▶ TASK TO COMPLETE
What lines of the data hold the string "noise"? Pull each one out.

▶ Saved data entries
^^^^

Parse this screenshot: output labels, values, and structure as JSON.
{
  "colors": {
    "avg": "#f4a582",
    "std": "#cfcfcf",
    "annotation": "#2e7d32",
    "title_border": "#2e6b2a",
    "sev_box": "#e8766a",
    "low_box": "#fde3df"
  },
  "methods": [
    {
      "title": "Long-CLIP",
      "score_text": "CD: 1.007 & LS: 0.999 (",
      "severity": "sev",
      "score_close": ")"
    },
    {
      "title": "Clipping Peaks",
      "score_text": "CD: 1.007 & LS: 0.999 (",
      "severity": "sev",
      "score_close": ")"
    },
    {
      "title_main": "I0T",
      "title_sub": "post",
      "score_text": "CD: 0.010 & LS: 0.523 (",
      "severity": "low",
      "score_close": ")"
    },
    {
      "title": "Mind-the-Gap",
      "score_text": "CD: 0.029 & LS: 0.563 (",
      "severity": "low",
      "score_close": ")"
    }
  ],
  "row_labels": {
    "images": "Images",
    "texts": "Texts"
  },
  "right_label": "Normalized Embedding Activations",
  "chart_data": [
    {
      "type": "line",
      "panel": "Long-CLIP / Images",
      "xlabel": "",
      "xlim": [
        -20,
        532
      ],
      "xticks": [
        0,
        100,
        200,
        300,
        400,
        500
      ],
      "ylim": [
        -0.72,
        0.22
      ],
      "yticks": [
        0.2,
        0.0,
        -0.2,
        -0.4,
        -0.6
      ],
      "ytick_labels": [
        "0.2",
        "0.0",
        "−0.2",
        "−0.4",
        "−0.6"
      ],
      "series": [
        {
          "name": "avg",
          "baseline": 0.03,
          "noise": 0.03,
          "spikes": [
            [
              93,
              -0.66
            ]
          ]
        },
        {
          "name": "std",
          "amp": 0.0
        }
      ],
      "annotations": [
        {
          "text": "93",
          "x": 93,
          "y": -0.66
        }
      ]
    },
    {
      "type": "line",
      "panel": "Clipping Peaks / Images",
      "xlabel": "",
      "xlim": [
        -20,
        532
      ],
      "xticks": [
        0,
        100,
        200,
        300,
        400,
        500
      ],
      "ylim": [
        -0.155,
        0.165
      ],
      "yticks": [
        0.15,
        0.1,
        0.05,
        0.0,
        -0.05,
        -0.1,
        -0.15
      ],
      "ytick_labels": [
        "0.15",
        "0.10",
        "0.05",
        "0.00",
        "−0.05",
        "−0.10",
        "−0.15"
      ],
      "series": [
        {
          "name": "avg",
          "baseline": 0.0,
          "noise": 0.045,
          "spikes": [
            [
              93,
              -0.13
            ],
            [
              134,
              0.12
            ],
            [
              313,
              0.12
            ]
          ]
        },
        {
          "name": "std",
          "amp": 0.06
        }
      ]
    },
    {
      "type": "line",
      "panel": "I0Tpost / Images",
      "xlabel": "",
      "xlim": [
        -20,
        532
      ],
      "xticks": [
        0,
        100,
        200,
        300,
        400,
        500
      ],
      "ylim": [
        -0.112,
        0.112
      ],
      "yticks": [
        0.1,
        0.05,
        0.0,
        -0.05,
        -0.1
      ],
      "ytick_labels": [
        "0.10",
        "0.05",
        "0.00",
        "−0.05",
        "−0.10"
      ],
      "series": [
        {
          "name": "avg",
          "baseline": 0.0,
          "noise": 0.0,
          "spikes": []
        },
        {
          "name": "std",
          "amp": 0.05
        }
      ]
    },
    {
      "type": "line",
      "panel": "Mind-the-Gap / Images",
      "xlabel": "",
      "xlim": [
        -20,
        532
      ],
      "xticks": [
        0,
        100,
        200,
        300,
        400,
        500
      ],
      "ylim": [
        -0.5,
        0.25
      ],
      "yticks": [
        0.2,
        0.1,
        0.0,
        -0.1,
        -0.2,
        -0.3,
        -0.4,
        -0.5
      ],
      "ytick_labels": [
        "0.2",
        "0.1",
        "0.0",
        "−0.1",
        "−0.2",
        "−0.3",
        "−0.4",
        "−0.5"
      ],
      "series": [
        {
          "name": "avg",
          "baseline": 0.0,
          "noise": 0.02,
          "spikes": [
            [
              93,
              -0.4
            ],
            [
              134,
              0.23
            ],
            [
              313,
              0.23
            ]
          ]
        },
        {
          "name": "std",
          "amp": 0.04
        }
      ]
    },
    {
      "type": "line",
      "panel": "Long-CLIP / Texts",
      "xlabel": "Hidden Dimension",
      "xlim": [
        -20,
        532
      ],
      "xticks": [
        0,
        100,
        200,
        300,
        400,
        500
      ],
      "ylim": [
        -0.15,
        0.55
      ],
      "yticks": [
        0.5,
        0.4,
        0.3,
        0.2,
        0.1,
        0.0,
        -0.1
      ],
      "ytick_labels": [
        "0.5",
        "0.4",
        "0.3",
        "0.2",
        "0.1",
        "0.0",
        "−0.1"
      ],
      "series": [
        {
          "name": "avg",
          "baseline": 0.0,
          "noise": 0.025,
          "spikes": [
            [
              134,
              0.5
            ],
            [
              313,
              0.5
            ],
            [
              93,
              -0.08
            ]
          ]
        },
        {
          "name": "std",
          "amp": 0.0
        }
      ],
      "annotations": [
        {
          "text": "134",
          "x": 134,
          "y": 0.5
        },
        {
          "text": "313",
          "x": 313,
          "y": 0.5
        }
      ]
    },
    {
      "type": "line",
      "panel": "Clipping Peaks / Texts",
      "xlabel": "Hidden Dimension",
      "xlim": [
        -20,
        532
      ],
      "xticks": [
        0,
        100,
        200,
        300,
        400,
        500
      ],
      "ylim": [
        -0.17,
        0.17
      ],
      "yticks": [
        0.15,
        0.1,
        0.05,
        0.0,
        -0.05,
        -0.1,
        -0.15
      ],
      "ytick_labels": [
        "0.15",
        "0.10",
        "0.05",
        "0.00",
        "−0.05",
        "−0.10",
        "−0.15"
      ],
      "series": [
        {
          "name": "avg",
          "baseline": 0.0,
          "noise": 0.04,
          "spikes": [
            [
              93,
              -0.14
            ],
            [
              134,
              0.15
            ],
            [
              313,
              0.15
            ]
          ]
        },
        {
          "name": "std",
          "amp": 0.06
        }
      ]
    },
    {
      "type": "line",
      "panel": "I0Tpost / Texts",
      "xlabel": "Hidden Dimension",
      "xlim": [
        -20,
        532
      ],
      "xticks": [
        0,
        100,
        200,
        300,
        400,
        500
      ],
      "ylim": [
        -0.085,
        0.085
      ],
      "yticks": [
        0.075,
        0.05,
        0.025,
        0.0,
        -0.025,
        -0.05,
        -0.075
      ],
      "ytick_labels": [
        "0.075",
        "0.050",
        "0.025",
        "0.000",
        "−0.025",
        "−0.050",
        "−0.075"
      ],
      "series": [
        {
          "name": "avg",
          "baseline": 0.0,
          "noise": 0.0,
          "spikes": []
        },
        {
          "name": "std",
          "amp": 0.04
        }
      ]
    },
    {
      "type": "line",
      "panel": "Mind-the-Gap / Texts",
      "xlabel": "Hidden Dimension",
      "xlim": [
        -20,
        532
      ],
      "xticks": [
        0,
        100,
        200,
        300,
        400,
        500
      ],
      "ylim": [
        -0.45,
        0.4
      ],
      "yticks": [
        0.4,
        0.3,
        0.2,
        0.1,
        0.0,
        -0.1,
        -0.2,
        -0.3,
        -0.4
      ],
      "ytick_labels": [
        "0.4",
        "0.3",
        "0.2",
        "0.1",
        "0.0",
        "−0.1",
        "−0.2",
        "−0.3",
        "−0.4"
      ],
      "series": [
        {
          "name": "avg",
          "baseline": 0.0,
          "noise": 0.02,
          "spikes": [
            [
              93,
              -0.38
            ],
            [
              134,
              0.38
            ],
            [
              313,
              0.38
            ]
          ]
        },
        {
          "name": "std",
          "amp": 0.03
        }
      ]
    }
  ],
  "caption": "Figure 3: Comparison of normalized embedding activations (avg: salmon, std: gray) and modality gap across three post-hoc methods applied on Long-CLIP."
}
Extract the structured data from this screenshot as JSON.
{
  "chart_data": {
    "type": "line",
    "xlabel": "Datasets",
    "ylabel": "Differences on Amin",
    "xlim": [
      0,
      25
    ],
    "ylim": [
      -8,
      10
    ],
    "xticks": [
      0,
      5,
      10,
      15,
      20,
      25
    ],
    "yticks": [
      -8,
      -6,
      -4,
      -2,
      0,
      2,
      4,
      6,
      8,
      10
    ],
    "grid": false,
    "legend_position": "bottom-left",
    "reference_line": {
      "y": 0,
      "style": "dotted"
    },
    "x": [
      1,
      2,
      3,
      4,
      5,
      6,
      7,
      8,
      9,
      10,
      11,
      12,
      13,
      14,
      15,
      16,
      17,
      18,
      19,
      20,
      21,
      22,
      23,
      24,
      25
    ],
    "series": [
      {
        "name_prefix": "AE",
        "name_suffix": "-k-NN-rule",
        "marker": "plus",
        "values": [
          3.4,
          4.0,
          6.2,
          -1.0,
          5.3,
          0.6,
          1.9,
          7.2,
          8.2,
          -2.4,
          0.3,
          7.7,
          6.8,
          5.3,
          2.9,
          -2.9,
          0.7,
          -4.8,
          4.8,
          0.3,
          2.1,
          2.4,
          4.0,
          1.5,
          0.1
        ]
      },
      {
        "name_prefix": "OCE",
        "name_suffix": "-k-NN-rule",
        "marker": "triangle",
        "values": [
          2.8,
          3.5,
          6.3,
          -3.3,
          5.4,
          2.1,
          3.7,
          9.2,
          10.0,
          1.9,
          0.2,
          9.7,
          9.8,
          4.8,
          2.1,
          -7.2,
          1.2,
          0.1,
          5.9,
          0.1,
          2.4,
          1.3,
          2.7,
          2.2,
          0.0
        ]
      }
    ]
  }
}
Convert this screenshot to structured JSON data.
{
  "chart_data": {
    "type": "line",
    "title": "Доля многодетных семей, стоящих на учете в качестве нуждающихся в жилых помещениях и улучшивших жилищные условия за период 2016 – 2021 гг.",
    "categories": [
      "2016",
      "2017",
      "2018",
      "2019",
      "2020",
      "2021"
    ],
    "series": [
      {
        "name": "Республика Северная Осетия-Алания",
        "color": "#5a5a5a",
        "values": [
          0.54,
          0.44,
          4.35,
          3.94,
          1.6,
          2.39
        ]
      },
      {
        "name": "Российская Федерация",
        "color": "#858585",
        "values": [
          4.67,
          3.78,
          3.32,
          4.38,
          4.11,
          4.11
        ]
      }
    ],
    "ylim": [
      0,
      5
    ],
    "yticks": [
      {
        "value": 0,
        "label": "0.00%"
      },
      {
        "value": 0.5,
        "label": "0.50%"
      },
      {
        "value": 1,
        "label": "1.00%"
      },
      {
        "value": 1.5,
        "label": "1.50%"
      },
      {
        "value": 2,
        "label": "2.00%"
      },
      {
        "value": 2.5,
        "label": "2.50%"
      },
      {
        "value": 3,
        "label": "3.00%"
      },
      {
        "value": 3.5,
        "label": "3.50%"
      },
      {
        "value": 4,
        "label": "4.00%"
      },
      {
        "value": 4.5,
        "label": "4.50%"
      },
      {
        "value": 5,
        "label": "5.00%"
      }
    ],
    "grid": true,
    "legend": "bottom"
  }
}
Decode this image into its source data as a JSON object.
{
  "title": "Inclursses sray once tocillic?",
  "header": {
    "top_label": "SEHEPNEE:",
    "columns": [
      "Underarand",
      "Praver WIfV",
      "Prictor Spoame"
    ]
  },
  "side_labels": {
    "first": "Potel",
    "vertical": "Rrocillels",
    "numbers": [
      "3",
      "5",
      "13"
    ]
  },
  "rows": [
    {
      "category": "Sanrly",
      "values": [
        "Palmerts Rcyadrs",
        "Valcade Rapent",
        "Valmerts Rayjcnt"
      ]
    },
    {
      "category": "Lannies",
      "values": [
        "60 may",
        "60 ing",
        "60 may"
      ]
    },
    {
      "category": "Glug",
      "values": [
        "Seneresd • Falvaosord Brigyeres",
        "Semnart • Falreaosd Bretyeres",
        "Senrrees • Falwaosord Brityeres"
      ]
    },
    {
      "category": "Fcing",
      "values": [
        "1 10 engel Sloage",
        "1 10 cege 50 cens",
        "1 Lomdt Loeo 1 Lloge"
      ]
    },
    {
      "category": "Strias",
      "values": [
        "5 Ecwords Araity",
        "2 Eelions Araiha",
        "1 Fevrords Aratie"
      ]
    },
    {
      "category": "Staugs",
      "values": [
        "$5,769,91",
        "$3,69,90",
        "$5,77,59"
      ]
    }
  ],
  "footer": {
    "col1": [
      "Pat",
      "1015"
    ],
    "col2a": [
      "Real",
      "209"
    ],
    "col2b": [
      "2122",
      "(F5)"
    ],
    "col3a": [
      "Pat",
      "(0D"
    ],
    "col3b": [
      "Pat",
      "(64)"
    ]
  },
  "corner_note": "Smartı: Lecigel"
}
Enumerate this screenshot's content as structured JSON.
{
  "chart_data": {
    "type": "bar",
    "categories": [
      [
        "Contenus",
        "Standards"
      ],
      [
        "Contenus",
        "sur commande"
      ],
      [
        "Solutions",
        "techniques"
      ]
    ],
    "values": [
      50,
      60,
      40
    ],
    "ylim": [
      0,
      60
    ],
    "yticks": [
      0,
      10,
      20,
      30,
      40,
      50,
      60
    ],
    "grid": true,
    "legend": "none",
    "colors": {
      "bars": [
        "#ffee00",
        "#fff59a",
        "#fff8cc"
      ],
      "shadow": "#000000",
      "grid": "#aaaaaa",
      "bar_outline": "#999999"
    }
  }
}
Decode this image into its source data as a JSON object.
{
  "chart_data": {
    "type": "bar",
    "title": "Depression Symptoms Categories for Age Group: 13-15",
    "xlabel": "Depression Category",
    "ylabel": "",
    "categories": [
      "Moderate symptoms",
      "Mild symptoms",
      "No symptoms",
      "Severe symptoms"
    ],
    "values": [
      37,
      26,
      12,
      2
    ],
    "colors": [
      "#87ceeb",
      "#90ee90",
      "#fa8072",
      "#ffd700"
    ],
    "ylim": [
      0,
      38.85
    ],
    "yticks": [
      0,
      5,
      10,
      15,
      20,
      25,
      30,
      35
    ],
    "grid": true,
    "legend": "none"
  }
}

^^^^

▶ WORKED SOLUTION
          "noise": 0.03,
          "noise": 0.045,
          "noise": 0.0,
          "noise": 0.02,
          "noise": 0.025,
          "noise": 0.04,
          "noise": 0.0,
          "noise": 0.02,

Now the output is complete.